──────── Data for the task
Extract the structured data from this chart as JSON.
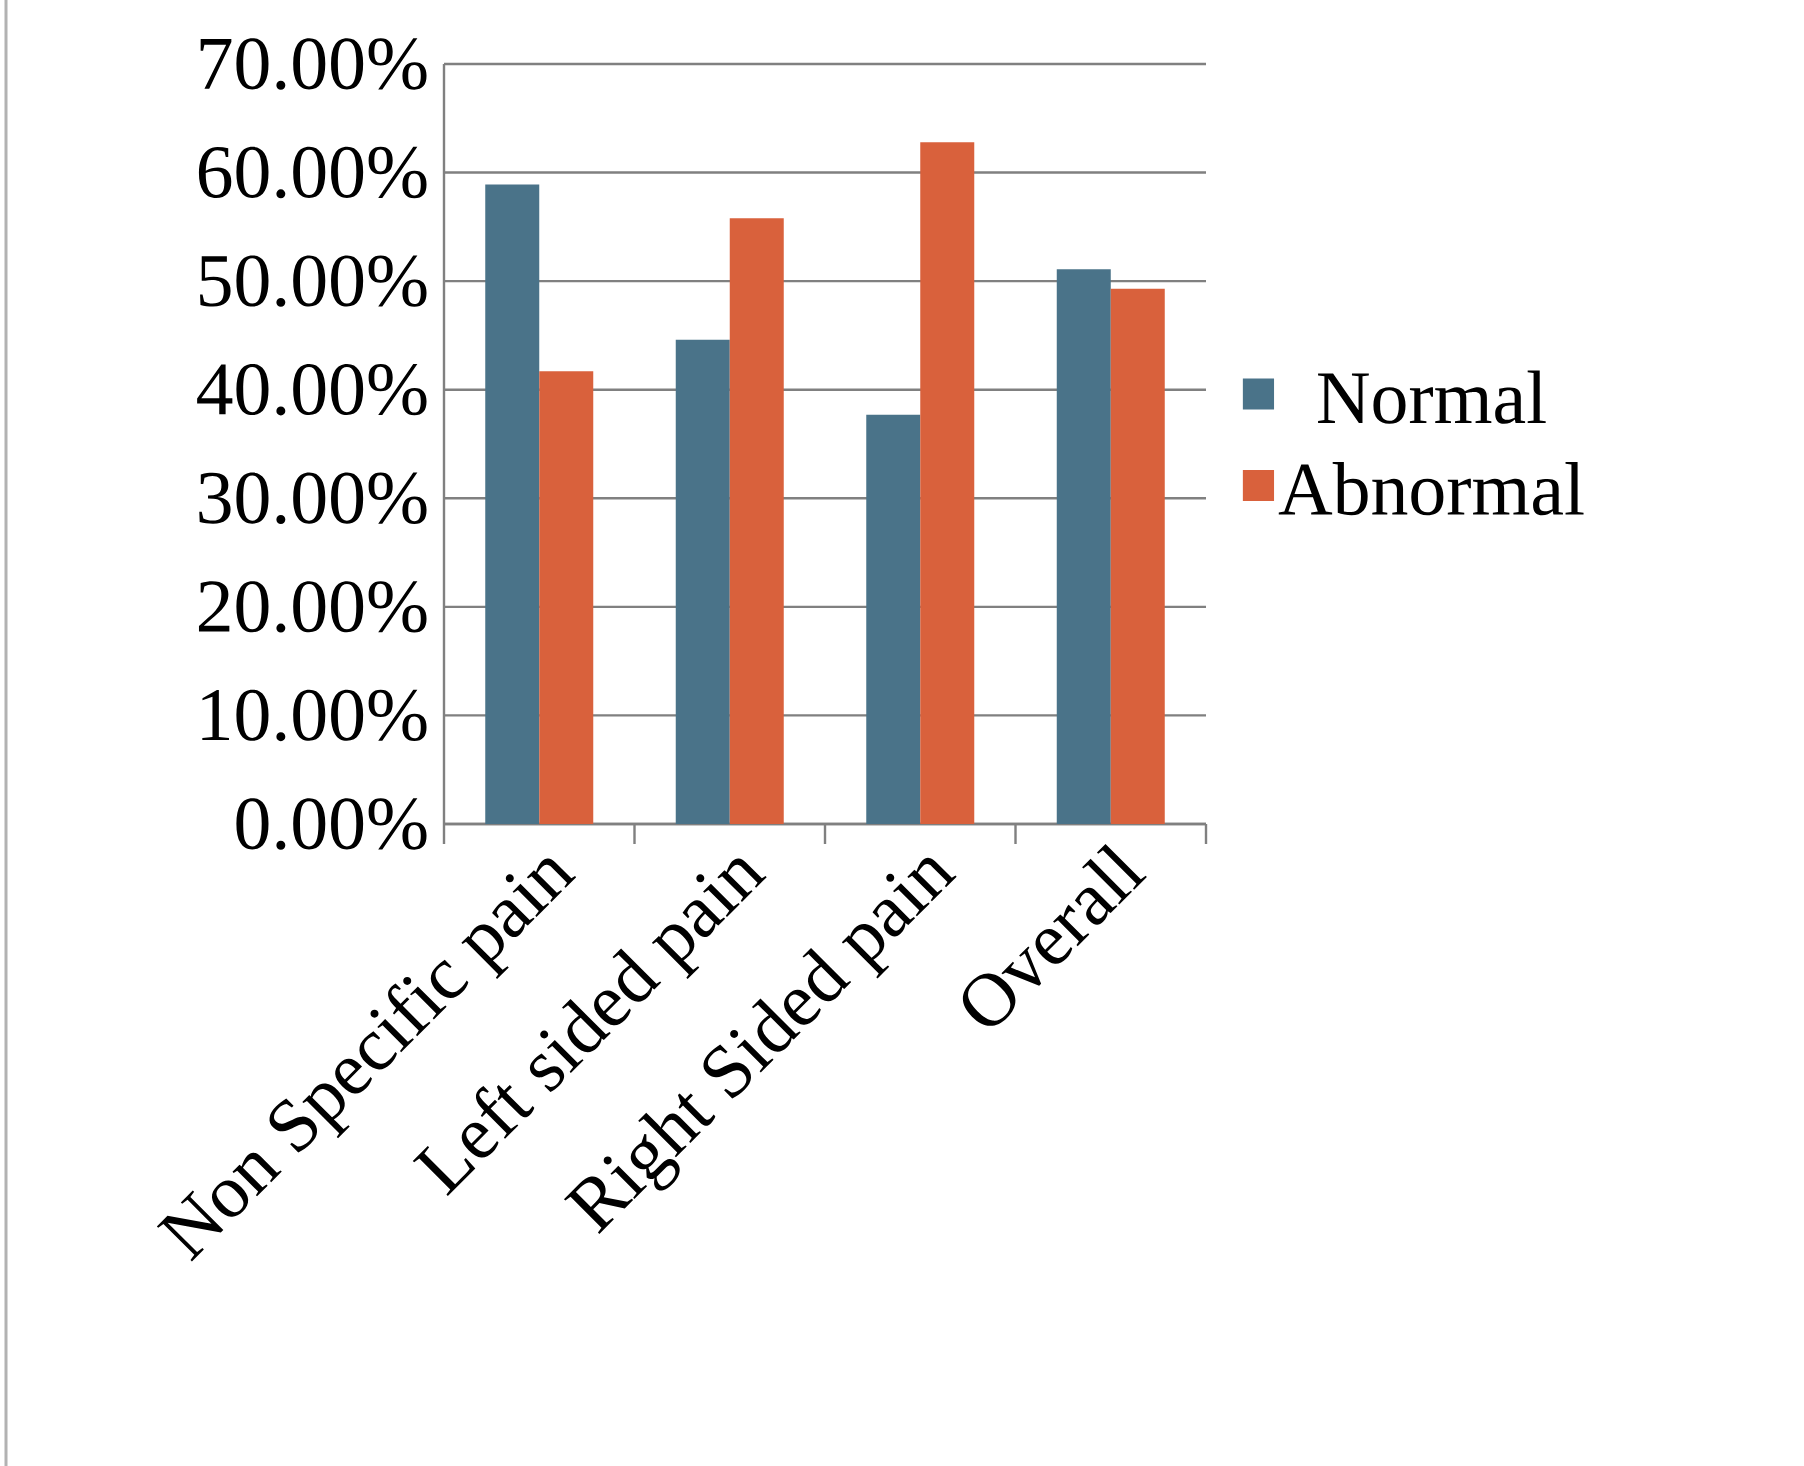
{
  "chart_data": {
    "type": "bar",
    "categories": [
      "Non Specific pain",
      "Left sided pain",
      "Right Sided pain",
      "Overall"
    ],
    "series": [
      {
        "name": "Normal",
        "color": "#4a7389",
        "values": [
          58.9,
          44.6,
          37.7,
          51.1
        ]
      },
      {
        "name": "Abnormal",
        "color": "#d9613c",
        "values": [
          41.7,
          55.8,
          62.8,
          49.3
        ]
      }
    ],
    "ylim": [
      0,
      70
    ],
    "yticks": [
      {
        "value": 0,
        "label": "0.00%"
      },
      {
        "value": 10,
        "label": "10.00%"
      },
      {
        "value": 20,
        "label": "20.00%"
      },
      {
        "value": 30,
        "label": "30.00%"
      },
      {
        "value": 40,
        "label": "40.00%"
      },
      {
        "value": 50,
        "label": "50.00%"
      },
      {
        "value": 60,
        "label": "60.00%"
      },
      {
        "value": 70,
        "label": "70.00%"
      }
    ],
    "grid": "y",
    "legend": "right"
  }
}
────────────────
──────── Data for the task
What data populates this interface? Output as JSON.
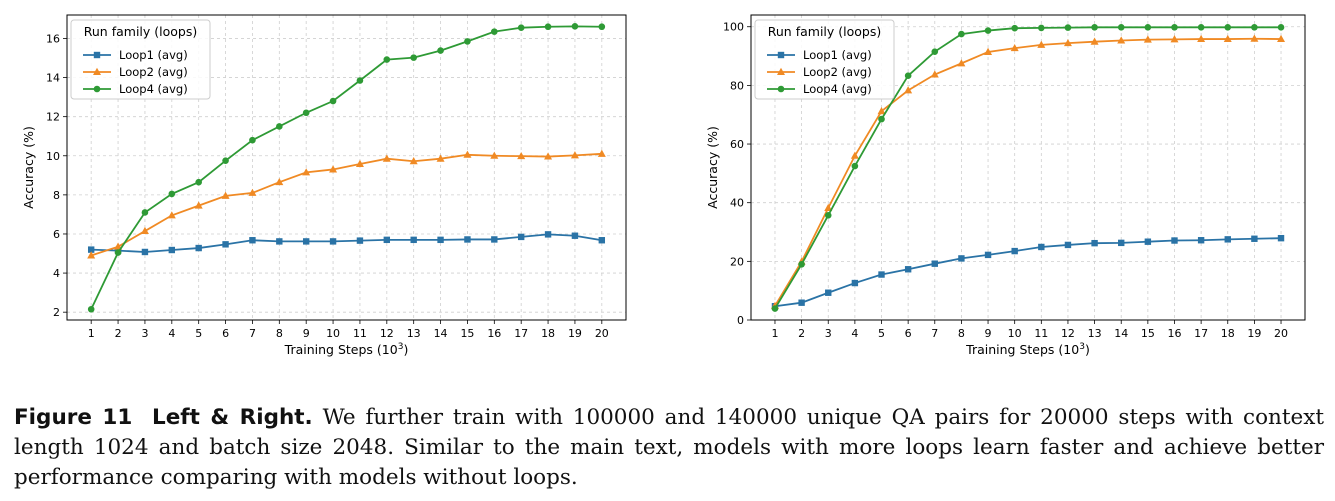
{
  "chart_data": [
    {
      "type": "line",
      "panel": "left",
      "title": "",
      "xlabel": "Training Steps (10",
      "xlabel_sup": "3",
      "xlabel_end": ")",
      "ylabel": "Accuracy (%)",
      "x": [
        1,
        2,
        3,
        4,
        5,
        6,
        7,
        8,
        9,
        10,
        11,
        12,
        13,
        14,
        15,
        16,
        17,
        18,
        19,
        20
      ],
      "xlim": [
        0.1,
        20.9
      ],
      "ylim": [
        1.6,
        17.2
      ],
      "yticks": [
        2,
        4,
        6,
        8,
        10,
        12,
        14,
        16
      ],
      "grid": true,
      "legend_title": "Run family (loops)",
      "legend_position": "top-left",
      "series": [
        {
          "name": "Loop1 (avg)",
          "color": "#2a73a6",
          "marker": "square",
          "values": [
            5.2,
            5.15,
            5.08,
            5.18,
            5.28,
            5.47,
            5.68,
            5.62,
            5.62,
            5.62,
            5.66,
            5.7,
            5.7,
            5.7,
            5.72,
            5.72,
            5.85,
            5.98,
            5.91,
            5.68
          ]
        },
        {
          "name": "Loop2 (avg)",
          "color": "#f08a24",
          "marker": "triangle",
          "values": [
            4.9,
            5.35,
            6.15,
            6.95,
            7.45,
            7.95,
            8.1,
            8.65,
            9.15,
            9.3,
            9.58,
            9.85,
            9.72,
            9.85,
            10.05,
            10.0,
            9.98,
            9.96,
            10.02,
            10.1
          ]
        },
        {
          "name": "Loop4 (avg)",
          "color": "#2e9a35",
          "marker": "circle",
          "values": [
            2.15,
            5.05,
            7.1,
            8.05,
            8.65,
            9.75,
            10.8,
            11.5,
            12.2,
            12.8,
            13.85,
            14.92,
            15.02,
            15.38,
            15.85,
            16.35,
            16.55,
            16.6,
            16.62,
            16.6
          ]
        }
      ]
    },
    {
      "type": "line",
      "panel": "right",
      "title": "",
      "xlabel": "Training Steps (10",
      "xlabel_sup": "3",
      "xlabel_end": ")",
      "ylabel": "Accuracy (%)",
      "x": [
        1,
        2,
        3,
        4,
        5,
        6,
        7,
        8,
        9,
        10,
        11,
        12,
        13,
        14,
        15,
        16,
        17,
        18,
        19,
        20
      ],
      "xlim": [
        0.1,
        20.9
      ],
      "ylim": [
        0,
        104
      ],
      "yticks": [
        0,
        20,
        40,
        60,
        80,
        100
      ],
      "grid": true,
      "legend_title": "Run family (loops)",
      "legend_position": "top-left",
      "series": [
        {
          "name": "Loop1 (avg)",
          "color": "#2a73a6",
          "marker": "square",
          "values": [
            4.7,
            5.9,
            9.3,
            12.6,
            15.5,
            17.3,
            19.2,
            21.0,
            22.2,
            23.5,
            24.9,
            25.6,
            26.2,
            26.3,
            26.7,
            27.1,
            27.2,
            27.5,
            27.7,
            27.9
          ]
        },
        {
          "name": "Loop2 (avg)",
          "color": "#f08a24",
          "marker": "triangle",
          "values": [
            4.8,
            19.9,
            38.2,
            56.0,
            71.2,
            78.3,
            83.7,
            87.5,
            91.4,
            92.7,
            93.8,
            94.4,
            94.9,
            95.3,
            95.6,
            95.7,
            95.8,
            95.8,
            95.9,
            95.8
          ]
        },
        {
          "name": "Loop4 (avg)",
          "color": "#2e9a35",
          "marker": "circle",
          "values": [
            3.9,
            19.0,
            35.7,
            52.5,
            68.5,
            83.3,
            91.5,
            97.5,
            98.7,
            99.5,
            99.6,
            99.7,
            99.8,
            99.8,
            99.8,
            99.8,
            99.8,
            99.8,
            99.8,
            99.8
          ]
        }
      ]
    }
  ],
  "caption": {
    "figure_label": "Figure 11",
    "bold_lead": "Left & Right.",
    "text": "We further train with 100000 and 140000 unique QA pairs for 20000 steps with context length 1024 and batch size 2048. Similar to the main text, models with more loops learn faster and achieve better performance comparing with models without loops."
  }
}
────────────────
■ **The request**: Which lines in the data above contain "JSON"? Show each one.

■ **Expected answer**:
Extract the structured data from this chart as JSON.
What data populates this interface? Output as JSON.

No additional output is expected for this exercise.